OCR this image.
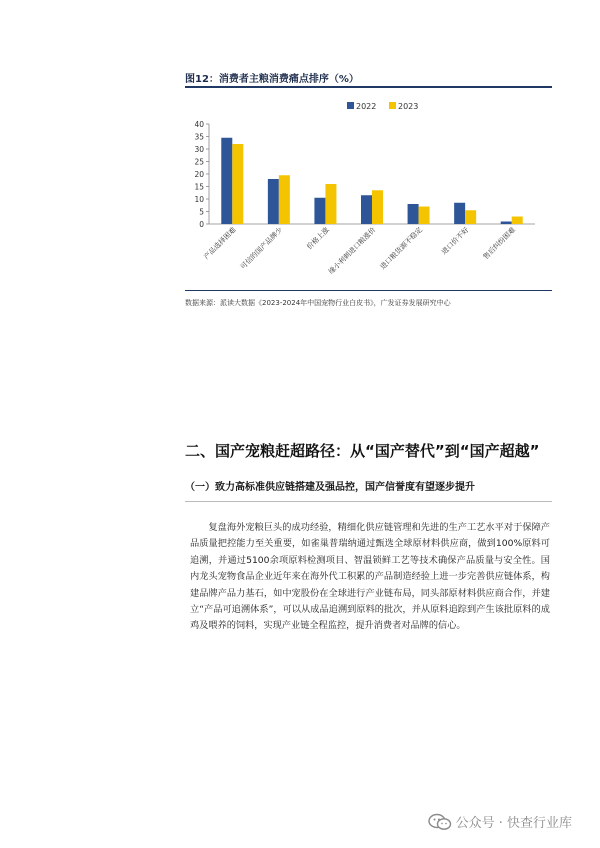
图12：消费者主粮消费痛点排序（%）
2022	2023
0
5
10
15
20
25
30
35
40
产品选择困难 可信的国产品牌少	价格上涨
缘小利刺进口粮涨价 进口粮货源不稳定 进口价不好 售后纠纷困难
数据来源：派读大数据《2023-2024年中国宠物行业白皮书》，广发证券发展研究中心
二、国产宠粮赶超路径：从“国产替代”到“国产超越”
（一）致力高标准供应链搭建及强品控，国产信誉度有望逐步提升
复盘海外宠粮巨头的成功经验，精细化供应链管理和先进的生产工艺水平对于保障产品质量把控能力至关重要，如雀巢普瑞纳通过甄选全球原材料供应商，做到100%原料可追溯，并通过5100余项原料检测项目、智温锁鲜工艺等技术确保产品质量与安全性。国内龙头宠物食品企业近年来在海外代工积累的产品制造经验上进一步完善供应链体系，构建品牌产品力基石，如中宠股份在全球进行产业链布局，同头部原材料供应商合作，并建立“产品可追溯体系”，可以从成品追溯到原料的批次，并从原料追踪到产生该批原料的成鸡及喂养的饲料，实现产业链全程监控，提升消费者对品牌的信心。
公众号 · 快查行业库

──────

Requirement –
Quote the records above in full, dropping each picture.

Solved problem –
OCR this image.
图12：消费者主粮消费痛点排序（%）
2022	2023
0
5
10
15
20
25
30
35
40
产品选择困难 可信的国产品牌少	价格上涨
缘小利刺进口粮涨价 进口粮货源不稳定 进口价不好 售后纠纷困难
数据来源：派读大数据《2023-2024年中国宠物行业白皮书》，广发证券发展研究中心
二、国产宠粮赶超路径：从“国产替代”到“国产超越”
（一）致力高标准供应链搭建及强品控，国产信誉度有望逐步提升
复盘海外宠粮巨头的成功经验，精细化供应链管理和先进的生产工艺水平对于保障产品质量把控能力至关重要，如雀巢普瑞纳通过甄选全球原材料供应商，做到100%原料可追溯，并通过5100余项原料检测项目、智温锁鲜工艺等技术确保产品质量与安全性。国内龙头宠物食品企业近年来在海外代工积累的产品制造经验上进一步完善供应链体系，构建品牌产品力基石，如中宠股份在全球进行产业链布局，同头部原材料供应商合作，并建立“产品可追溯体系”，可以从成品追溯到原料的批次，并从原料追踪到产生该批原料的成鸡及喂养的饲料，实现产业链全程监控，提升消费者对品牌的信心。
公众号 · 快查行业库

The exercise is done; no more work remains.